- **Short task**:
Search the records that follow and extract every line containing the string "after".

Data items
------------------------------------------------------------------------

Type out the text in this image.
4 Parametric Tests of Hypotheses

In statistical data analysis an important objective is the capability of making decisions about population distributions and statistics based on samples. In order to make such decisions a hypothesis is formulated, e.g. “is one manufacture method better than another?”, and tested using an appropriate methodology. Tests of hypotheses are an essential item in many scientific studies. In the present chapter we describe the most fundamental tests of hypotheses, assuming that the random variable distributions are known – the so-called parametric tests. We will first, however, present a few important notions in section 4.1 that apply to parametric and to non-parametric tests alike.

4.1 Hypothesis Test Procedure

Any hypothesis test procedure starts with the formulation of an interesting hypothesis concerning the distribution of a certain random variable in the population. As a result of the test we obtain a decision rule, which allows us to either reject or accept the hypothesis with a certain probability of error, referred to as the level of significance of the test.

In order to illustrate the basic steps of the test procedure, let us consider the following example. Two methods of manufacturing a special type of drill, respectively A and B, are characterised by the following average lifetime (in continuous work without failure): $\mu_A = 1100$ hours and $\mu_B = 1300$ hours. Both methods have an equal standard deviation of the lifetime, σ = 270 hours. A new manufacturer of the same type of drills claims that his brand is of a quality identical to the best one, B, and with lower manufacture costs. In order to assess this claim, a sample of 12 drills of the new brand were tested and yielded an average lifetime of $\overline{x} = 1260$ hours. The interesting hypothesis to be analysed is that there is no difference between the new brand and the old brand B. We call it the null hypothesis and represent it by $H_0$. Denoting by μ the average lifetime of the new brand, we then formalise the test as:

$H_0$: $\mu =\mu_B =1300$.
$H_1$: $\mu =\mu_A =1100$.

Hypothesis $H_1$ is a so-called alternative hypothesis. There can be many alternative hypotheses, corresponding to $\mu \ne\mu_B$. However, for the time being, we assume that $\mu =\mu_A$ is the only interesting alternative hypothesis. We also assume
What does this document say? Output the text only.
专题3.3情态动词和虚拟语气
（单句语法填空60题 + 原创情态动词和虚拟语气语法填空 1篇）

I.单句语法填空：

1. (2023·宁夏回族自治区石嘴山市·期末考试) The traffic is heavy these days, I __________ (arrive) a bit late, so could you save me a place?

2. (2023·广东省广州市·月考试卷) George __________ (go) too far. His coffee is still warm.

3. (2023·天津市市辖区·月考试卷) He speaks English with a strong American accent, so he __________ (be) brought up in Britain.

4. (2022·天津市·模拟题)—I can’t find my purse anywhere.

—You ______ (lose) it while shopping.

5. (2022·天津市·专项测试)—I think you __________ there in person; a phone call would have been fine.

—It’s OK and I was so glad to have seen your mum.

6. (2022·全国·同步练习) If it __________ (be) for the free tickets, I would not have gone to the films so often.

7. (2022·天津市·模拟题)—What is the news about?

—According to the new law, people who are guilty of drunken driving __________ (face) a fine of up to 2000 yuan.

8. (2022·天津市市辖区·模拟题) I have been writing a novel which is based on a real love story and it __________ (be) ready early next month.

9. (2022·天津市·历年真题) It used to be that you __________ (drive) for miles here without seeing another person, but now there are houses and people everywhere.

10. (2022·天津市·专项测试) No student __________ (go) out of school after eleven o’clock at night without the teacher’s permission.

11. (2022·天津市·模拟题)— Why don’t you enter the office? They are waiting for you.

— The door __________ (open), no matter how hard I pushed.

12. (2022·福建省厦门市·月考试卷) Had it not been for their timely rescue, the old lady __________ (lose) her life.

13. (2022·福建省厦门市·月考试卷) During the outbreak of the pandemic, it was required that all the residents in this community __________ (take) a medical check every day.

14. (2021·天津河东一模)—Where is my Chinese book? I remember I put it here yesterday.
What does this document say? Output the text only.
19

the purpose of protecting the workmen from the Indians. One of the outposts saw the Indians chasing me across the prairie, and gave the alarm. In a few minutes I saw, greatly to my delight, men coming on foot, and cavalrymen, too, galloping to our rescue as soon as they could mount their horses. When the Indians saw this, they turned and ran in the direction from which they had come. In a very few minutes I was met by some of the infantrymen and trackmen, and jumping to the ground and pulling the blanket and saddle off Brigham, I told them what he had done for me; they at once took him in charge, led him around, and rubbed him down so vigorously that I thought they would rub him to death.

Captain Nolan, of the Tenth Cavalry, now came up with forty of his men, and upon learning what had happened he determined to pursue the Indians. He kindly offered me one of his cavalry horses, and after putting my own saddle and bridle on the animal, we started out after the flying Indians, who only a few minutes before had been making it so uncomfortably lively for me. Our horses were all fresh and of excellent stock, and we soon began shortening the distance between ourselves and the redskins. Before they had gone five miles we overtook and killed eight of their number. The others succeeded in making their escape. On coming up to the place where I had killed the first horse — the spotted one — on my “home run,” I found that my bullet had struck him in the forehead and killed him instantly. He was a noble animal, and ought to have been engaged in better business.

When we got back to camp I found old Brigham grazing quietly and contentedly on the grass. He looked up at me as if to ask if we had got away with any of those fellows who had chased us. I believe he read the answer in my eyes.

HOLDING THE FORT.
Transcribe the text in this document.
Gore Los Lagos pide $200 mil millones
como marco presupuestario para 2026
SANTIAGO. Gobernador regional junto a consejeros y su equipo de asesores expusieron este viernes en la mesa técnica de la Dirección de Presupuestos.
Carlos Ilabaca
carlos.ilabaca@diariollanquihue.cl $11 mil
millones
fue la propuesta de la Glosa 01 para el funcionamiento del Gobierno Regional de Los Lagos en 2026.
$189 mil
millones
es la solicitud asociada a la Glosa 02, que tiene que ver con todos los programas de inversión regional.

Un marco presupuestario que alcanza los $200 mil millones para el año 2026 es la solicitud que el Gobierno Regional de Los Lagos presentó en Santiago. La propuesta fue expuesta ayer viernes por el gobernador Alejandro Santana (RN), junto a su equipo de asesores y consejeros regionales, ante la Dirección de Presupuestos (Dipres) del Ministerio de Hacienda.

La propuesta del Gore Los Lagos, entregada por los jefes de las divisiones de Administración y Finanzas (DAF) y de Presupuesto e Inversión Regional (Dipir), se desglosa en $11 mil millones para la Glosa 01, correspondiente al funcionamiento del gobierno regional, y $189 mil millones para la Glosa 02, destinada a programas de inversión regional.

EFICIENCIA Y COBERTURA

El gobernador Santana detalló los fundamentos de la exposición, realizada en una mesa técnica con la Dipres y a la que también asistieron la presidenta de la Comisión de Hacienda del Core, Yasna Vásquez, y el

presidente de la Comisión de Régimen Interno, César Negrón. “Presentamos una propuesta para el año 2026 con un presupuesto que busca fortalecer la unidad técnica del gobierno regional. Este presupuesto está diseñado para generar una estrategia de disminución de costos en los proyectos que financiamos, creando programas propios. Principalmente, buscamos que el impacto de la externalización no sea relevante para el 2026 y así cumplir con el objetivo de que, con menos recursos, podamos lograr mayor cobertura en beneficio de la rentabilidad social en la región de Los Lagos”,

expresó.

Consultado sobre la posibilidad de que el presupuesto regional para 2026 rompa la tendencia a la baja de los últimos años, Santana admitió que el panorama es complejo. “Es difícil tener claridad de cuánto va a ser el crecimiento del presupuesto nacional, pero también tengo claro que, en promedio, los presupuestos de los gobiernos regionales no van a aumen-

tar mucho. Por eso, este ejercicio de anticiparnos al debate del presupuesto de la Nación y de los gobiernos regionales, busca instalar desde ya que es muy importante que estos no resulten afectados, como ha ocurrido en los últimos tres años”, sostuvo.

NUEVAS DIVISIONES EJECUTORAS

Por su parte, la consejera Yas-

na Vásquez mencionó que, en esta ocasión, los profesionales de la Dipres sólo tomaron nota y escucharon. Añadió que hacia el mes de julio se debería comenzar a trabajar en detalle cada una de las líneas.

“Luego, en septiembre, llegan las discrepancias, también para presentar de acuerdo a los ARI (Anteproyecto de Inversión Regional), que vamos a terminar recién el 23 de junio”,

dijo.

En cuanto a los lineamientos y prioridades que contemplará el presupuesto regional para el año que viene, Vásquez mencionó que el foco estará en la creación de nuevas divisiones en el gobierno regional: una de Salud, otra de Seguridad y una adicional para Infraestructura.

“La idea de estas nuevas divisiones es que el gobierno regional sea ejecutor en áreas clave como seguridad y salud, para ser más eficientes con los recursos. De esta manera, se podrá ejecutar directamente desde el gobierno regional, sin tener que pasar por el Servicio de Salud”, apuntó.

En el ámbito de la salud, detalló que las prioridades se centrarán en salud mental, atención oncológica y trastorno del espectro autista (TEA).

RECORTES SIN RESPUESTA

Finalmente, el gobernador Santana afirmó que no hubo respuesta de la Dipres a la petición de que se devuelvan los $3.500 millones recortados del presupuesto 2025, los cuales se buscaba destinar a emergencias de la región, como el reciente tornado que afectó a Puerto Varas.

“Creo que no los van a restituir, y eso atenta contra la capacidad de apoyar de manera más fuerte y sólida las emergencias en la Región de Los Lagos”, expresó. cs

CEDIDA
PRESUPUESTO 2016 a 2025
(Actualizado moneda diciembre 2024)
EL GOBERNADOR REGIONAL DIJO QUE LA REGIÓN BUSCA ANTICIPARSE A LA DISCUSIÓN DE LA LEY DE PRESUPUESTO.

------------------------------------------------------------------------

- **Finished answer**:
10. (2022·天津市·专项测试) No student __________ (go) out of school after eleven o’clock at night without the teacher’s permission.
Captain Nolan, of the Tenth Cavalry, now came up with forty of his men, and upon learning what had happened he determined to pursue the Indians. He kindly offered me one of his cavalry horses, and after putting my own saddle and bridle on the animal, we started out after the flying Indians, who only a few minutes before had been making it so uncomfortably lively for me. Our horses were all fresh and of excellent stock, and we soon began shortening the distance between ourselves and the redskins. Before they had gone five miles we overtook and killed eight of their number. The others succeeded in making their escape. On coming up to the place where I had killed the first horse — the spotted one — on my “home run,” I found that my bullet had struck him in the forehead and killed him instantly. He was a noble animal, and ought to have been engaged in better business.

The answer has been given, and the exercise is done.